--- begin DATA PROVIDED ---

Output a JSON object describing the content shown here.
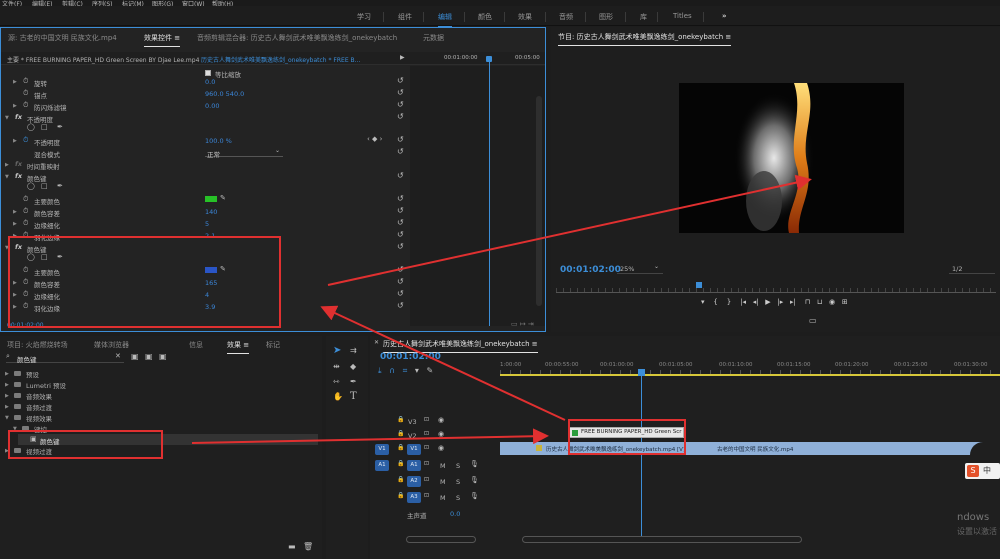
{
  "menubar": [
    "文件(F)",
    "编辑(E)",
    "剪辑(C)",
    "序列(S)",
    "标记(M)",
    "图形(G)",
    "窗口(W)",
    "帮助(H)"
  ],
  "workspaces": [
    "学习",
    "组件",
    "编辑",
    "颜色",
    "效果",
    "音频",
    "图形",
    "库",
    "Titles",
    "»"
  ],
  "active_workspace": "编辑",
  "source_tabs": {
    "source": "源: 古老的中国文明 民族文化.mp4",
    "effect_controls": "效果控件 ≡",
    "audio_mixer": "音频剪辑混合器: 历史古人舞剑武术唯美飘逸练剑_onekeybatch",
    "metadata": "元数据"
  },
  "ec_header": {
    "master": "主要 * FREE BURNING PAPER_HD Green Screen BY Djae Lee.mp4",
    "clip": "历史古人舞剑武术唯美飘逸练剑_onekeybatch * FREE B...",
    "time1": "00:01:00:00",
    "time2": "00:05:00"
  },
  "ec_rows": [
    {
      "label": "等比缩放",
      "value": ""
    },
    {
      "label": "旋转",
      "value": "0.0"
    },
    {
      "label": "锚点",
      "value": "960.0    540.0"
    },
    {
      "label": "防闪烁滤镜",
      "value": "0.00"
    },
    {
      "label": "不透明度",
      "value": ""
    },
    {
      "label": "不透明度",
      "value": "100.0 %"
    },
    {
      "label": "混合模式",
      "value": "正常"
    },
    {
      "label": "时间重映射",
      "value": ""
    },
    {
      "label": "颜色键",
      "value": ""
    },
    {
      "label": "主要颜色",
      "value": ""
    },
    {
      "label": "颜色容差",
      "value": "140"
    },
    {
      "label": "边缘细化",
      "value": "5"
    },
    {
      "label": "羽化边缘",
      "value": "2.1"
    },
    {
      "label": "颜色键",
      "value": ""
    },
    {
      "label": "主要颜色",
      "value": ""
    },
    {
      "label": "颜色容差",
      "value": "165"
    },
    {
      "label": "边缘细化",
      "value": "4"
    },
    {
      "label": "羽化边缘",
      "value": "3.9"
    }
  ],
  "ec_footer_time": "00:01:02:00",
  "program": {
    "title": "节目: 历史古人舞剑武术唯美飘逸练剑_onekeybatch ≡",
    "timecode": "00:01:02:00",
    "zoom": "25%",
    "resolution": "1/2"
  },
  "project_tabs": {
    "project": "项目: 火焰燃烧转场",
    "browser": "媒体浏览器",
    "info": "信息",
    "effects": "效果 ≡",
    "markers": "标记"
  },
  "effects_search": "颜色键",
  "effects_tree": [
    "预设",
    "Lumetri 预设",
    "音频效果",
    "音频过渡",
    "视频效果",
    "键控",
    "颜色键",
    "视频过渡"
  ],
  "timeline": {
    "title": "历史古人舞剑武术唯美飘逸练剑_onekeybatch ≡",
    "timecode": "00:01:02:00",
    "ruler": [
      "1:00:00",
      "00:00:55:00",
      "00:01:00:00",
      "00:01:05:00",
      "00:01:10:00",
      "00:01:15:00",
      "00:01:20:00",
      "00:01:25:00",
      "00:01:30:00"
    ],
    "tracks": [
      "V3",
      "V2",
      "V1",
      "A1",
      "A2",
      "A3"
    ],
    "master": "主声道",
    "master_val": "0.0",
    "clip_v2": "FREE BURNING PAPER_HD Green Scr",
    "clip_v1": "历史古人舞剑武术唯美飘逸练剑_onekeybatch.mp4 [V]",
    "clip_v1b": "古老的中国文明 民族文化.mp4"
  },
  "watermark": "ndows",
  "watermark2": "设置以激活 Wi",
  "ime": "中",
  "colors": {
    "accent": "#3c8ed8",
    "annotation": "#e03030",
    "key_green": "#27c127",
    "key_blue": "#2a55c6",
    "clip_blue": "#8fb0d8"
  }
}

--- end DATA PROVIDED ---

REQUIREMENT: Reproduce every line exactly and omit all pictures.

SOLUTION TO THIS PROBLEM:
Output a JSON object describing the content shown here.
{
  "menubar": [
    "文件(F)",
    "编辑(E)",
    "剪辑(C)",
    "序列(S)",
    "标记(M)",
    "图形(G)",
    "窗口(W)",
    "帮助(H)"
  ],
  "workspaces": [
    "学习",
    "组件",
    "编辑",
    "颜色",
    "效果",
    "音频",
    "图形",
    "库",
    "Titles",
    "»"
  ],
  "active_workspace": "编辑",
  "source_tabs": {
    "source": "源: 古老的中国文明 民族文化.mp4",
    "effect_controls": "效果控件 ≡",
    "audio_mixer": "音频剪辑混合器: 历史古人舞剑武术唯美飘逸练剑_onekeybatch",
    "metadata": "元数据"
  },
  "ec_header": {
    "master": "主要 * FREE BURNING PAPER_HD Green Screen BY Djae Lee.mp4",
    "clip": "历史古人舞剑武术唯美飘逸练剑_onekeybatch * FREE B...",
    "time1": "00:01:00:00",
    "time2": "00:05:00"
  },
  "ec_rows": [
    {
      "label": "等比缩放",
      "value": ""
    },
    {
      "label": "旋转",
      "value": "0.0"
    },
    {
      "label": "锚点",
      "value": "960.0    540.0"
    },
    {
      "label": "防闪烁滤镜",
      "value": "0.00"
    },
    {
      "label": "不透明度",
      "value": ""
    },
    {
      "label": "不透明度",
      "value": "100.0 %"
    },
    {
      "label": "混合模式",
      "value": "正常"
    },
    {
      "label": "时间重映射",
      "value": ""
    },
    {
      "label": "颜色键",
      "value": ""
    },
    {
      "label": "主要颜色",
      "value": ""
    },
    {
      "label": "颜色容差",
      "value": "140"
    },
    {
      "label": "边缘细化",
      "value": "5"
    },
    {
      "label": "羽化边缘",
      "value": "2.1"
    },
    {
      "label": "颜色键",
      "value": ""
    },
    {
      "label": "主要颜色",
      "value": ""
    },
    {
      "label": "颜色容差",
      "value": "165"
    },
    {
      "label": "边缘细化",
      "value": "4"
    },
    {
      "label": "羽化边缘",
      "value": "3.9"
    }
  ],
  "ec_footer_time": "00:01:02:00",
  "program": {
    "title": "节目: 历史古人舞剑武术唯美飘逸练剑_onekeybatch ≡",
    "timecode": "00:01:02:00",
    "zoom": "25%",
    "resolution": "1/2"
  },
  "project_tabs": {
    "project": "项目: 火焰燃烧转场",
    "browser": "媒体浏览器",
    "info": "信息",
    "effects": "效果 ≡",
    "markers": "标记"
  },
  "effects_search": "颜色键",
  "effects_tree": [
    "预设",
    "Lumetri 预设",
    "音频效果",
    "音频过渡",
    "视频效果",
    "键控",
    "颜色键",
    "视频过渡"
  ],
  "timeline": {
    "title": "历史古人舞剑武术唯美飘逸练剑_onekeybatch ≡",
    "timecode": "00:01:02:00",
    "ruler": [
      "1:00:00",
      "00:00:55:00",
      "00:01:00:00",
      "00:01:05:00",
      "00:01:10:00",
      "00:01:15:00",
      "00:01:20:00",
      "00:01:25:00",
      "00:01:30:00"
    ],
    "tracks": [
      "V3",
      "V2",
      "V1",
      "A1",
      "A2",
      "A3"
    ],
    "master": "主声道",
    "master_val": "0.0",
    "clip_v2": "FREE BURNING PAPER_HD Green Scr",
    "clip_v1": "历史古人舞剑武术唯美飘逸练剑_onekeybatch.mp4 [V]",
    "clip_v1b": "古老的中国文明 民族文化.mp4"
  },
  "watermark": "ndows",
  "watermark2": "设置以激活 Wi",
  "ime": "中",
  "colors": {
    "accent": "#3c8ed8",
    "annotation": "#e03030",
    "key_green": "#27c127",
    "key_blue": "#2a55c6",
    "clip_blue": "#8fb0d8"
  }
}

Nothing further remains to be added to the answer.